[Dataset records]

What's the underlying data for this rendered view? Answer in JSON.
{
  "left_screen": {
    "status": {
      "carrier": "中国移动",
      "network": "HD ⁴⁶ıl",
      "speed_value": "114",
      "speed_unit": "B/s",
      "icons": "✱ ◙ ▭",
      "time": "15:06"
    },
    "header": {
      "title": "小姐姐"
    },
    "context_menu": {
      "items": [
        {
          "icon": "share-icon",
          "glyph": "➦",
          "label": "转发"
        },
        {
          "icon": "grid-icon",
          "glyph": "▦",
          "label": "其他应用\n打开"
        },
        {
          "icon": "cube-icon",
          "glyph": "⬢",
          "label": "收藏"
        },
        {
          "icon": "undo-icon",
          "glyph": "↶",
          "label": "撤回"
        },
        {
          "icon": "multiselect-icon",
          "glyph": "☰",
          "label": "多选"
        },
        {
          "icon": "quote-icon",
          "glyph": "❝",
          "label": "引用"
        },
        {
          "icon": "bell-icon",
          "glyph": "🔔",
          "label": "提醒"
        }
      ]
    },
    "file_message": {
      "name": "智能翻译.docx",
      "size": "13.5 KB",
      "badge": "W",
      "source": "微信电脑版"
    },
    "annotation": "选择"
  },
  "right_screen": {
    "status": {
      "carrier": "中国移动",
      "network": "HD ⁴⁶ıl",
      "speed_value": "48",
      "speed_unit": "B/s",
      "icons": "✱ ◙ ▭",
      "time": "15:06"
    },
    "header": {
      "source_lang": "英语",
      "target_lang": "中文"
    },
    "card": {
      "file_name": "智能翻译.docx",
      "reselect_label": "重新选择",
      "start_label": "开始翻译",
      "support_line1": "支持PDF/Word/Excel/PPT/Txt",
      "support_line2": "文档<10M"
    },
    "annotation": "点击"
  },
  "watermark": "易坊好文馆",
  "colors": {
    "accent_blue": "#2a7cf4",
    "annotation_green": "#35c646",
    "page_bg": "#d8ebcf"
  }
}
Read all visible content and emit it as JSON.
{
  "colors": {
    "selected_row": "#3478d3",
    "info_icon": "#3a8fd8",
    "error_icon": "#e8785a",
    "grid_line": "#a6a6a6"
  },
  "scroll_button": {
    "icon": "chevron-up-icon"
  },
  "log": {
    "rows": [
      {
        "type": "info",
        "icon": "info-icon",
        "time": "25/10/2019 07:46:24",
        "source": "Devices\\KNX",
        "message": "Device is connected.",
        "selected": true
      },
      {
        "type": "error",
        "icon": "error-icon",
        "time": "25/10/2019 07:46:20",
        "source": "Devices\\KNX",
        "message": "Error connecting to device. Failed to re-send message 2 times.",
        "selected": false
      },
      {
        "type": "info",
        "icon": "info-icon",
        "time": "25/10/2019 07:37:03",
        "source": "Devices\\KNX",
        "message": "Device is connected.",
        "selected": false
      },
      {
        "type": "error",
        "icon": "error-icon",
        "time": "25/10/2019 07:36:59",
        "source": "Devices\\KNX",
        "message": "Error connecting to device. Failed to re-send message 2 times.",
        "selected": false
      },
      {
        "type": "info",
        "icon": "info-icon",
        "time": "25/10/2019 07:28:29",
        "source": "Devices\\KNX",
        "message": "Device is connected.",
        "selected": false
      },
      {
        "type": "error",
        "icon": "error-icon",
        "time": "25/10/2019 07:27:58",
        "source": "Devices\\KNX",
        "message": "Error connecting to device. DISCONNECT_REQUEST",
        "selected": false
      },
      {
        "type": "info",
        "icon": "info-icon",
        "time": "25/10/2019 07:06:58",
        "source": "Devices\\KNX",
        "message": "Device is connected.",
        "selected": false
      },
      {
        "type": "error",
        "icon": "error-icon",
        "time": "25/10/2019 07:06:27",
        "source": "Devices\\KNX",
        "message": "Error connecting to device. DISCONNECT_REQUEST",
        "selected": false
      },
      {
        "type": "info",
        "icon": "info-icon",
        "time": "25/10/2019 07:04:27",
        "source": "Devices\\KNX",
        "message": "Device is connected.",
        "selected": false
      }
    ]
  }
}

## To do
Quote every line of the data, word for word.

## Exercise solution
What's the underlying data for this rendered view? Answer in JSON.
{
  "left_screen": {
    "status": {
      "carrier": "中国移动",
      "network": "HD ⁴⁶ıl",
      "speed_value": "114",
      "speed_unit": "B/s",
      "icons": "✱ ◙ ▭",
      "time": "15:06"
    },
    "header": {
      "title": "小姐姐"
    },
    "context_menu": {
      "items": [
        {
          "icon": "share-icon",
          "glyph": "➦",
          "label": "转发"
        },
        {
          "icon": "grid-icon",
          "glyph": "▦",
          "label": "其他应用\n打开"
        },
        {
          "icon": "cube-icon",
          "glyph": "⬢",
          "label": "收藏"
        },
        {
          "icon": "undo-icon",
          "glyph": "↶",
          "label": "撤回"
        },
        {
          "icon": "multiselect-icon",
          "glyph": "☰",
          "label": "多选"
        },
        {
          "icon": "quote-icon",
          "glyph": "❝",
          "label": "引用"
        },
        {
          "icon": "bell-icon",
          "glyph": "🔔",
          "label": "提醒"
        }
      ]
    },
    "file_message": {
      "name": "智能翻译.docx",
      "size": "13.5 KB",
      "badge": "W",
      "source": "微信电脑版"
    },
    "annotation": "选择"
  },
  "right_screen": {
    "status": {
      "carrier": "中国移动",
      "network": "HD ⁴⁶ıl",
      "speed_value": "48",
      "speed_unit": "B/s",
      "icons": "✱ ◙ ▭",
      "time": "15:06"
    },
    "header": {
      "source_lang": "英语",
      "target_lang": "中文"
    },
    "card": {
      "file_name": "智能翻译.docx",
      "reselect_label": "重新选择",
      "start_label": "开始翻译",
      "support_line1": "支持PDF/Word/Excel/PPT/Txt",
      "support_line2": "文档<10M"
    },
    "annotation": "点击"
  },
  "watermark": "易坊好文馆",
  "colors": {
    "accent_blue": "#2a7cf4",
    "annotation_green": "#35c646",
    "page_bg": "#d8ebcf"
  }
}
Read all visible content and emit it as JSON.
{
  "colors": {
    "selected_row": "#3478d3",
    "info_icon": "#3a8fd8",
    "error_icon": "#e8785a",
    "grid_line": "#a6a6a6"
  },
  "scroll_button": {
    "icon": "chevron-up-icon"
  },
  "log": {
    "rows": [
      {
        "type": "info",
        "icon": "info-icon",
        "time": "25/10/2019 07:46:24",
        "source": "Devices\\KNX",
        "message": "Device is connected.",
        "selected": true
      },
      {
        "type": "error",
        "icon": "error-icon",
        "time": "25/10/2019 07:46:20",
        "source": "Devices\\KNX",
        "message": "Error connecting to device. Failed to re-send message 2 times.",
        "selected": false
      },
      {
        "type": "info",
        "icon": "info-icon",
        "time": "25/10/2019 07:37:03",
        "source": "Devices\\KNX",
        "message": "Device is connected.",
        "selected": false
      },
      {
        "type": "error",
        "icon": "error-icon",
        "time": "25/10/2019 07:36:59",
        "source": "Devices\\KNX",
        "message": "Error connecting to device. Failed to re-send message 2 times.",
        "selected": false
      },
      {
        "type": "info",
        "icon": "info-icon",
        "time": "25/10/2019 07:28:29",
        "source": "Devices\\KNX",
        "message": "Device is connected.",
        "selected": false
      },
      {
        "type": "error",
        "icon": "error-icon",
        "time": "25/10/2019 07:27:58",
        "source": "Devices\\KNX",
        "message": "Error connecting to device. DISCONNECT_REQUEST",
        "selected": false
      },
      {
        "type": "info",
        "icon": "info-icon",
        "time": "25/10/2019 07:06:58",
        "source": "Devices\\KNX",
        "message": "Device is connected.",
        "selected": false
      },
      {
        "type": "error",
        "icon": "error-icon",
        "time": "25/10/2019 07:06:27",
        "source": "Devices\\KNX",
        "message": "Error connecting to device. DISCONNECT_REQUEST",
        "selected": false
      },
      {
        "type": "info",
        "icon": "info-icon",
        "time": "25/10/2019 07:04:27",
        "source": "Devices\\KNX",
        "message": "Device is connected.",
        "selected": false
      }
    ]
  }
}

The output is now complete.